* **PROBLEM TO SOLVE**
Look for the string "recibidas" and copy every line that has it.

* **RECORDED INFORMATION**
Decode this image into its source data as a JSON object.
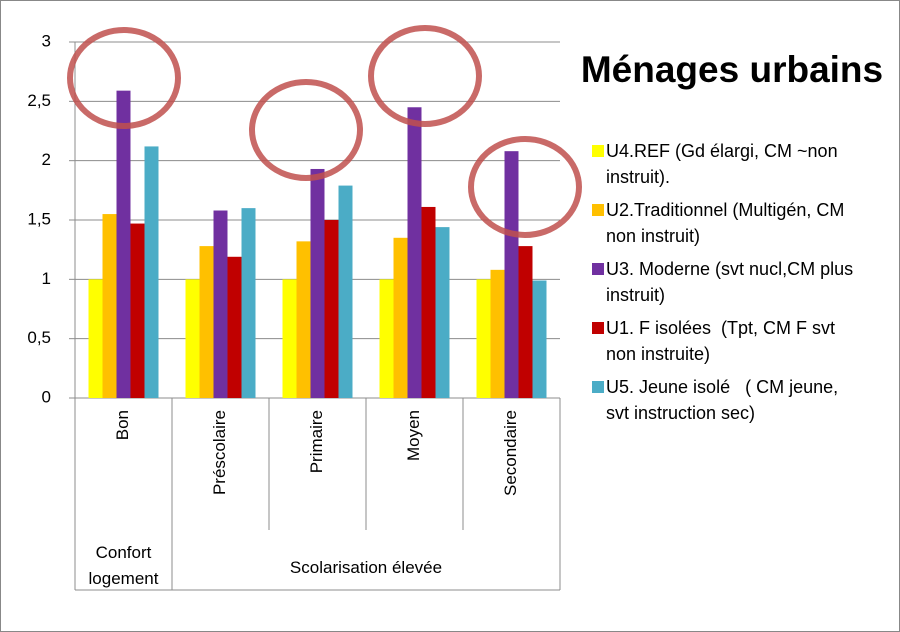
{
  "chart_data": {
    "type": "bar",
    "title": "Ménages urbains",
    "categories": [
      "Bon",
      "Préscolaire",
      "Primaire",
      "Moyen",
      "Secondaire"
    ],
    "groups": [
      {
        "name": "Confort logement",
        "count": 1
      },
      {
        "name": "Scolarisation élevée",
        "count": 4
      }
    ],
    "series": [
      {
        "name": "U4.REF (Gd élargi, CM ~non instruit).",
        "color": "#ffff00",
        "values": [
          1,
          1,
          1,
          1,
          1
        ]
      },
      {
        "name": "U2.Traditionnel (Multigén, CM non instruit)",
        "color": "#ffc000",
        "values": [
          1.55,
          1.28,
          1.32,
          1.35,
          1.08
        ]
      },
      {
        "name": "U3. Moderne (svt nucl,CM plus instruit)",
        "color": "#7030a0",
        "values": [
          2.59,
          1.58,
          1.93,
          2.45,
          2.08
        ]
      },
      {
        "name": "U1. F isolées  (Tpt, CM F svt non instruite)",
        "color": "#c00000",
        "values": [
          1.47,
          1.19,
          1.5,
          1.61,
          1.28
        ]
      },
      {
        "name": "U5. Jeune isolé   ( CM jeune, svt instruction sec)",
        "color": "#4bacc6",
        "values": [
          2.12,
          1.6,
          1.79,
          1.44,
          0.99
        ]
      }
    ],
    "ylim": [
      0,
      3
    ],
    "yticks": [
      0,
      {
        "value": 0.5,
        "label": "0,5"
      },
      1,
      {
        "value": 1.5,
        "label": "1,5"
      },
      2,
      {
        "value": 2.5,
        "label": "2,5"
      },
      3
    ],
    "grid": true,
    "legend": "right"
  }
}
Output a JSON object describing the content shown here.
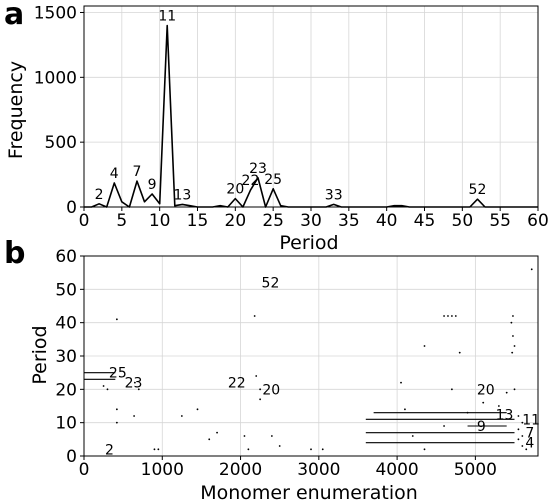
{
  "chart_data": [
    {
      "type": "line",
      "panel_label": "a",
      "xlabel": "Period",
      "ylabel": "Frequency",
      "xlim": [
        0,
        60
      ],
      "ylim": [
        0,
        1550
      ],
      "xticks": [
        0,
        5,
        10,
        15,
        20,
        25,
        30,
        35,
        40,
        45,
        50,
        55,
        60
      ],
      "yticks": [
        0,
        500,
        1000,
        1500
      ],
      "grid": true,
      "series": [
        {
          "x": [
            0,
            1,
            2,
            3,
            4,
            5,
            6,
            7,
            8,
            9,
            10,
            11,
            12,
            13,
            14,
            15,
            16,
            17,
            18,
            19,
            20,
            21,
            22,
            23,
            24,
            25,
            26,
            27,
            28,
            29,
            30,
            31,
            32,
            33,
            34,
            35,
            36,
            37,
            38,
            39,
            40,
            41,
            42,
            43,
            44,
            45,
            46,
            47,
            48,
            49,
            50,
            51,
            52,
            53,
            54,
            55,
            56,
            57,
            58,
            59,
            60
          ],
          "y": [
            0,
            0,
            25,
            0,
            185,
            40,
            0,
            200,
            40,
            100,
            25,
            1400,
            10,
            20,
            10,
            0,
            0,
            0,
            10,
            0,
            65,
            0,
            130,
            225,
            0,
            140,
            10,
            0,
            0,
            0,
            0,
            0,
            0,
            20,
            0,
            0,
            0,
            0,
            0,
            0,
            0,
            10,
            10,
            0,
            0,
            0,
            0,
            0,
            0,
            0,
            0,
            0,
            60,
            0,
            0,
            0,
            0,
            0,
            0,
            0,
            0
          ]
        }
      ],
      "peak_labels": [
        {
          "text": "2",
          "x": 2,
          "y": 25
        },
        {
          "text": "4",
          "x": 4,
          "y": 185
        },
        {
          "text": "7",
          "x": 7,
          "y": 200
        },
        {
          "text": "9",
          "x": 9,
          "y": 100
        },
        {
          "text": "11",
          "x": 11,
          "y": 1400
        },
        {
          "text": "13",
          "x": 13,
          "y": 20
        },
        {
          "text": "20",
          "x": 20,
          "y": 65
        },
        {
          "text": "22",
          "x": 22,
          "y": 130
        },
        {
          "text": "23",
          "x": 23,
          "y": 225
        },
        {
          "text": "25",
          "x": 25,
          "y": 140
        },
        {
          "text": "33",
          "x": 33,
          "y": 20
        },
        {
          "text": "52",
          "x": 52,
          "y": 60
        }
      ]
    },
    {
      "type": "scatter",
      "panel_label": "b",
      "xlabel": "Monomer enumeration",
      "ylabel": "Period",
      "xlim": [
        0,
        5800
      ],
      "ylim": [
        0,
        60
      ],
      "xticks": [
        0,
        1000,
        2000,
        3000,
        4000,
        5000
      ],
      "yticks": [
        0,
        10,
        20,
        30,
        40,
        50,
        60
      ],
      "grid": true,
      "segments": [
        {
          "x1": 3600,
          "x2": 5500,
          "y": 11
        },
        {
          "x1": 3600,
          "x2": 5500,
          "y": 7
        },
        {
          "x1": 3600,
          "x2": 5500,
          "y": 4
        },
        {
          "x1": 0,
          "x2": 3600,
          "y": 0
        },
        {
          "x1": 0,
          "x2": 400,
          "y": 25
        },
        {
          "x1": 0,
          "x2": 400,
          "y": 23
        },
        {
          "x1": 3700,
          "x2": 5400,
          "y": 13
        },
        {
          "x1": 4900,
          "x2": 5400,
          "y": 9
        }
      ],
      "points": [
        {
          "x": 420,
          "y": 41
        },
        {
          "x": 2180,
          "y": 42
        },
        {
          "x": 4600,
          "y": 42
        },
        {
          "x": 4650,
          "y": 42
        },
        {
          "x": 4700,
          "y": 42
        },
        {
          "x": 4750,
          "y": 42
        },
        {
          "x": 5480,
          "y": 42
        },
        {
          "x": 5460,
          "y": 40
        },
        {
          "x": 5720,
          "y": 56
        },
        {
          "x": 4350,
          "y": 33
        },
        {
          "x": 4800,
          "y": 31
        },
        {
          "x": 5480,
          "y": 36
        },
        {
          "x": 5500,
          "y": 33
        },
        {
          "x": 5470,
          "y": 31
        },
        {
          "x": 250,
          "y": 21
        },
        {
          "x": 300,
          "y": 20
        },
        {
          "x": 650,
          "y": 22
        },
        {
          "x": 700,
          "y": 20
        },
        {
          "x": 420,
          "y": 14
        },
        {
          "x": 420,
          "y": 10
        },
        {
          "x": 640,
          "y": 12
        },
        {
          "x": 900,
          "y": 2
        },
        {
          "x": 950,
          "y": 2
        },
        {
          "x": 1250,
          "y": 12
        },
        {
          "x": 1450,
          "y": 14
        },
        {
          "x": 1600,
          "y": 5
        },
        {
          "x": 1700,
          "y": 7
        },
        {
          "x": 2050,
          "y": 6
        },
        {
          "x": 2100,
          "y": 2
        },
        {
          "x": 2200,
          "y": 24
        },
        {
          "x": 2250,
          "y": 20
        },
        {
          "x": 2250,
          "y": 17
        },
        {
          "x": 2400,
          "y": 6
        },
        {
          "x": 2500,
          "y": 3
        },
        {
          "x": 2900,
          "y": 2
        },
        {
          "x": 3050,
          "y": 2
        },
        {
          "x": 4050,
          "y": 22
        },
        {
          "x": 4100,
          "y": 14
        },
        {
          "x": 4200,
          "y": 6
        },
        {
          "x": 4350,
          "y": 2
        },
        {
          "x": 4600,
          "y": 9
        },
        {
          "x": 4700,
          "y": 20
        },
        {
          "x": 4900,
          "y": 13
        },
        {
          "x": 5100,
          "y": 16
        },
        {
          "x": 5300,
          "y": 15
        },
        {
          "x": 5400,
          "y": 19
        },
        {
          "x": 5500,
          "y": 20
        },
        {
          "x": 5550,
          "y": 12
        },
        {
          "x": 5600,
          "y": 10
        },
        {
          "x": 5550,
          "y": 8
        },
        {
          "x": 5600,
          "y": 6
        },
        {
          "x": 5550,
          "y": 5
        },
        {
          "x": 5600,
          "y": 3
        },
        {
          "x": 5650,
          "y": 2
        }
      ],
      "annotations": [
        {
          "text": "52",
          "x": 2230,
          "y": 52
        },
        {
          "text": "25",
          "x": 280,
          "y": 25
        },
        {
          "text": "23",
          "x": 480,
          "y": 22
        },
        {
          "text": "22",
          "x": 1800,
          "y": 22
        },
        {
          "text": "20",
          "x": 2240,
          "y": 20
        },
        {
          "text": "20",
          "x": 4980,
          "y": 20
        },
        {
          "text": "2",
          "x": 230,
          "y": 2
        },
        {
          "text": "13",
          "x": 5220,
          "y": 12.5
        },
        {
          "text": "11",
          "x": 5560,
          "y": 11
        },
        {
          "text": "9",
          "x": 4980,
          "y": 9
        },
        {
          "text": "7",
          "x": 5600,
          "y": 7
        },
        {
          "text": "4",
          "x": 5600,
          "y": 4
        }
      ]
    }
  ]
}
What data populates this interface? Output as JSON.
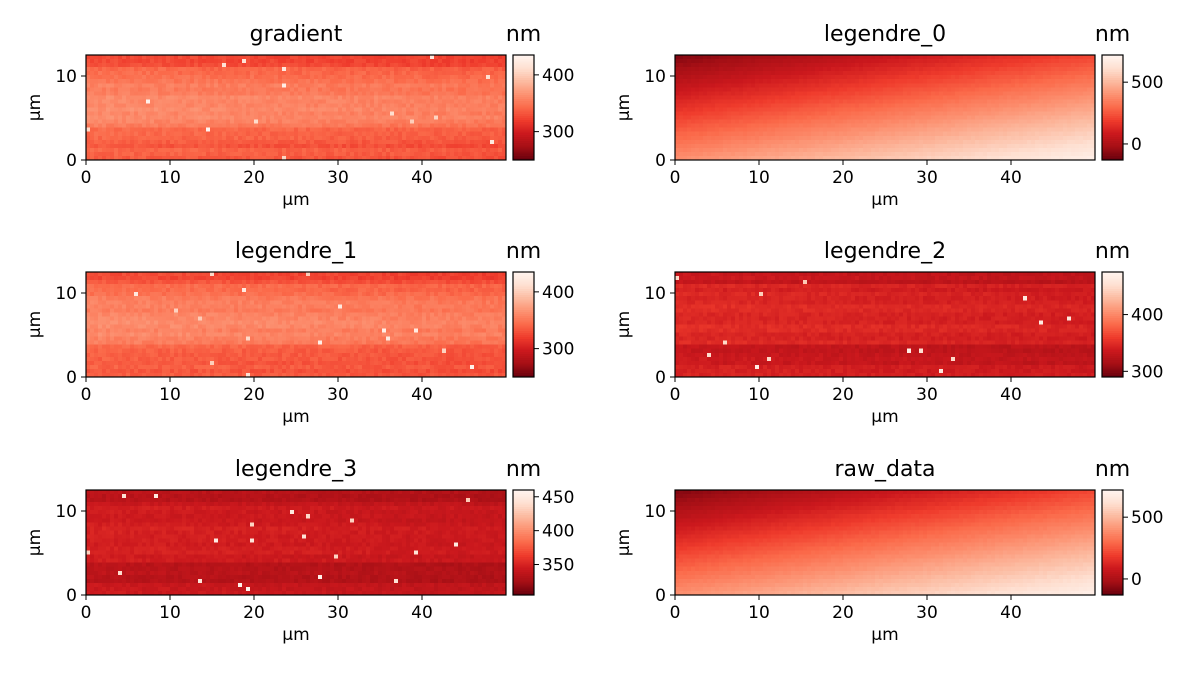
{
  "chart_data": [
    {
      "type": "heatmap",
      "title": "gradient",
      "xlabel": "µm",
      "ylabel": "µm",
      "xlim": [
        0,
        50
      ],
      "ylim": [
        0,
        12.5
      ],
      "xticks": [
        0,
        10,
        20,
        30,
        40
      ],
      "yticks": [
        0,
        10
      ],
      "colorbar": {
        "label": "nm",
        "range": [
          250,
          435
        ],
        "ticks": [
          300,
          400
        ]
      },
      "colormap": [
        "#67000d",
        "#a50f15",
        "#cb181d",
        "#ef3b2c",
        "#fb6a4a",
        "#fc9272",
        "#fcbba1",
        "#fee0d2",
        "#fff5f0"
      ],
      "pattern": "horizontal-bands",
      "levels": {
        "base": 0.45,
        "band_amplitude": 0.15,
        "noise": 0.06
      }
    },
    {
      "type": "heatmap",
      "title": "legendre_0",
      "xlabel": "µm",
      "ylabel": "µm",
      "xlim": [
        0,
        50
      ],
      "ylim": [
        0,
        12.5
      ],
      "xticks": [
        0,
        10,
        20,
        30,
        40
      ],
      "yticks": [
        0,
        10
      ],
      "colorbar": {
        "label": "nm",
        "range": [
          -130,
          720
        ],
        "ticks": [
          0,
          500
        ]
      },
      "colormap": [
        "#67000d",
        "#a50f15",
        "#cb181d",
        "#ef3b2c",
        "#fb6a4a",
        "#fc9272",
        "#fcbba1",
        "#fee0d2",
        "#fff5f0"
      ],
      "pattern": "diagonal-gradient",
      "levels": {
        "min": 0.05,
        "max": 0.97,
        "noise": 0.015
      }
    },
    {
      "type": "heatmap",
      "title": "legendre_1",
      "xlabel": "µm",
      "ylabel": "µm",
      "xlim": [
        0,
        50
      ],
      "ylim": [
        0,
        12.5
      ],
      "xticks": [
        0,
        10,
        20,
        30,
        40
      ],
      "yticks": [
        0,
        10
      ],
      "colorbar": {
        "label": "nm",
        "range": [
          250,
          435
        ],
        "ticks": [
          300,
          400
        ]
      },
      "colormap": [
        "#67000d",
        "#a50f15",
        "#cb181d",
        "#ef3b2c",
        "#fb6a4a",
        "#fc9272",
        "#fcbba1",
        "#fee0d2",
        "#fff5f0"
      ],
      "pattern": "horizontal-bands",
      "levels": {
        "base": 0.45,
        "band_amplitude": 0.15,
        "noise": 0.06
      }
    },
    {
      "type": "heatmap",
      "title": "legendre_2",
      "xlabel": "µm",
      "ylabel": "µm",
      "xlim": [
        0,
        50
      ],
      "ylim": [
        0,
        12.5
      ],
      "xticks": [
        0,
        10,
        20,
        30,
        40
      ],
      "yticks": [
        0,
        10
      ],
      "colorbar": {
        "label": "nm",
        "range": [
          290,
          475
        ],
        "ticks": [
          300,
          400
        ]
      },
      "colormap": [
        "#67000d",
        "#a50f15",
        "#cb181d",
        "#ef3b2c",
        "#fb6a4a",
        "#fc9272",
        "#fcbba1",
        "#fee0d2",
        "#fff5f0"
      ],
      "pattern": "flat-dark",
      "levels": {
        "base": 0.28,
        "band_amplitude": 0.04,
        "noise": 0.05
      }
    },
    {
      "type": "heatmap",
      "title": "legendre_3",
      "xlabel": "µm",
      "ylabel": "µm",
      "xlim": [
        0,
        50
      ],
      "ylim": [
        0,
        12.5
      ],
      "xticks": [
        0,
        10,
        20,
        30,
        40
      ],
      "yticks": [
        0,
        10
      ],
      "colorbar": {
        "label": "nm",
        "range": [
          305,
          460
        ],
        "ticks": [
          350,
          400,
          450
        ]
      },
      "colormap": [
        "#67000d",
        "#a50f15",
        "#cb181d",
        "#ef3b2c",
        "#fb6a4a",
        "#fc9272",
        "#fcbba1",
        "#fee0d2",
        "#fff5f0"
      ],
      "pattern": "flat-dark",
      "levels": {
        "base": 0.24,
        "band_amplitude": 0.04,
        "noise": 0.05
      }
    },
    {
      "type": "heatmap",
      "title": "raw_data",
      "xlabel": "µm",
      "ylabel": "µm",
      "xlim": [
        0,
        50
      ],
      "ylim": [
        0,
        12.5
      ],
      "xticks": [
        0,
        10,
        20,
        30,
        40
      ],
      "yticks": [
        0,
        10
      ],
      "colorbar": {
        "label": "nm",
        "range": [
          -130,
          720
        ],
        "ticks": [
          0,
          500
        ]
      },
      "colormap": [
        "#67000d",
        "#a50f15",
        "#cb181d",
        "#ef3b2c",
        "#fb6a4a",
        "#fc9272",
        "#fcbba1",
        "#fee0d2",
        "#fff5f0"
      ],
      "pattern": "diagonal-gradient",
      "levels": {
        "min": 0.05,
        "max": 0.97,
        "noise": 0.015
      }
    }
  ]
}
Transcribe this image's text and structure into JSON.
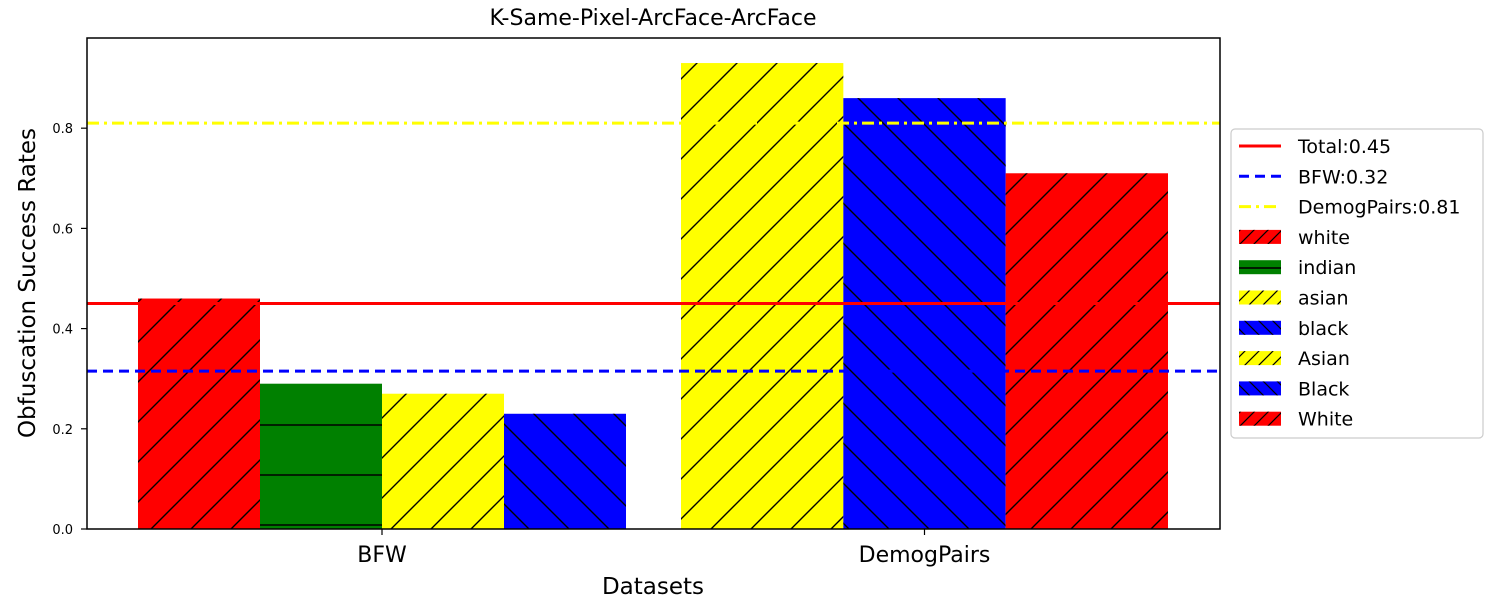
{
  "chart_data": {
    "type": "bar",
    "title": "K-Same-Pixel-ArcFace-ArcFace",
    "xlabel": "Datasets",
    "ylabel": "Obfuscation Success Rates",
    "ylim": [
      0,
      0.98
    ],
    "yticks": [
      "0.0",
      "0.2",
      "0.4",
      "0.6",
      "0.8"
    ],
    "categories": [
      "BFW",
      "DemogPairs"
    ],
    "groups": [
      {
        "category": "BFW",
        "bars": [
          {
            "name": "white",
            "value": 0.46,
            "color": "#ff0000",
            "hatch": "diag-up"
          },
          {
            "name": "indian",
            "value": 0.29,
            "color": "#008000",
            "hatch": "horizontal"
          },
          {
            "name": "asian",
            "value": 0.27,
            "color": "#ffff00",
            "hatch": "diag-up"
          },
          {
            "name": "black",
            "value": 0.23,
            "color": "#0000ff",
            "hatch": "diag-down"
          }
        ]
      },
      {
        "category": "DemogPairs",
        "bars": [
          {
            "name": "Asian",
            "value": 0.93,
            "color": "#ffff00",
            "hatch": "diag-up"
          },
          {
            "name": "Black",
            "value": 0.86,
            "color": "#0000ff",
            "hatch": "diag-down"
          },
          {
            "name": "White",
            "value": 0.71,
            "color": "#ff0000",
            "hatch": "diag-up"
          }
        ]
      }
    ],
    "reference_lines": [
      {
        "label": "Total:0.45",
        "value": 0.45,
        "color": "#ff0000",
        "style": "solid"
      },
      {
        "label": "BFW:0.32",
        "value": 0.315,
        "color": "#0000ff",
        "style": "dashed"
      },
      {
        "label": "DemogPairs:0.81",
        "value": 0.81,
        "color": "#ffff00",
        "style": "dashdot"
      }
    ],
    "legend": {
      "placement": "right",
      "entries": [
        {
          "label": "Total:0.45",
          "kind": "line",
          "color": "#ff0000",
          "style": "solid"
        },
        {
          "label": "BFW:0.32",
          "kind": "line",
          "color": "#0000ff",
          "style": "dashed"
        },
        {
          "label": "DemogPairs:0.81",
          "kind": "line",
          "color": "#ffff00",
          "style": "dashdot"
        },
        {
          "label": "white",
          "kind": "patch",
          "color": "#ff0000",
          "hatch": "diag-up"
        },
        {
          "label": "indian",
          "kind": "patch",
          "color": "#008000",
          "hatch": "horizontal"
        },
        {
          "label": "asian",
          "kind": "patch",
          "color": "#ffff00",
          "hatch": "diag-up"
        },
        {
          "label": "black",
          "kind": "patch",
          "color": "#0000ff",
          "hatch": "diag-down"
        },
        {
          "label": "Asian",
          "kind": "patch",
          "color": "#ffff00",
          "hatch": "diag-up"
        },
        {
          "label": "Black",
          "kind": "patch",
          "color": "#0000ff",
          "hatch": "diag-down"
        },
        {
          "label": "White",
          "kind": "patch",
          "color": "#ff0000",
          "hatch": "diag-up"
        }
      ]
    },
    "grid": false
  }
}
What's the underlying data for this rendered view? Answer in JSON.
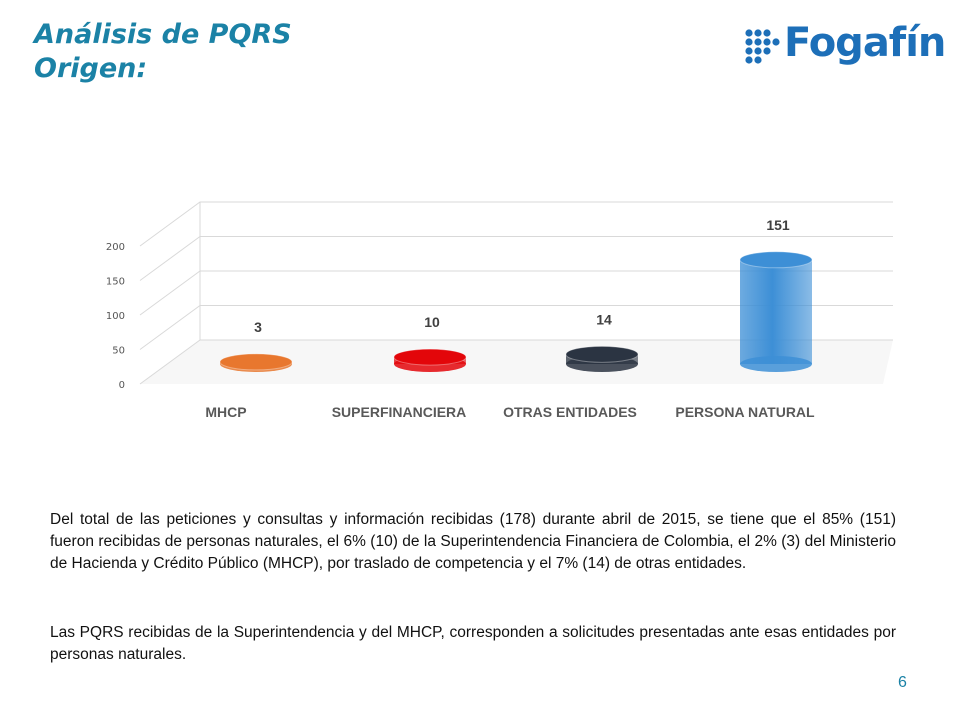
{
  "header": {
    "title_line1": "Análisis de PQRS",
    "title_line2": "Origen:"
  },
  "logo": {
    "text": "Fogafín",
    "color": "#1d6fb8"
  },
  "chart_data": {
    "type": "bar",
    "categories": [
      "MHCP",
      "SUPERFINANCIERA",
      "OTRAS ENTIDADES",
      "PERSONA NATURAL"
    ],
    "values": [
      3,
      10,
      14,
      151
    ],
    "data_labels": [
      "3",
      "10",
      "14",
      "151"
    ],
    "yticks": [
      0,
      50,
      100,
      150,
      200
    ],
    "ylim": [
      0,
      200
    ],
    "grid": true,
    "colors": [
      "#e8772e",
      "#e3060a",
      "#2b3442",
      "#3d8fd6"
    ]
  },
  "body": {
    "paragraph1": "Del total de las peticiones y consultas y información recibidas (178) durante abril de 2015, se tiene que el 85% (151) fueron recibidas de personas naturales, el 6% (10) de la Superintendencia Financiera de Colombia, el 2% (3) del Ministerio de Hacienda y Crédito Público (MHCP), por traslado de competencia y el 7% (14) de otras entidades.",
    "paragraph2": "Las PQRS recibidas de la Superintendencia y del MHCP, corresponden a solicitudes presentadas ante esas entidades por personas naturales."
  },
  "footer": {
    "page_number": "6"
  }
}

* **WRITTEN ANSWER**
    "paragraph1": "Del total de las peticiones y consultas y información recibidas (178) durante abril de 2015, se tiene que el 85% (151) fueron recibidas de personas naturales, el 6% (10) de la Superintendencia Financiera de Colombia, el 2% (3) del Ministerio de Hacienda y Crédito Público (MHCP), por traslado de competencia y el 7% (14) de otras entidades.",
    "paragraph2": "Las PQRS recibidas de la Superintendencia y del MHCP, corresponden a solicitudes presentadas ante esas entidades por personas naturales."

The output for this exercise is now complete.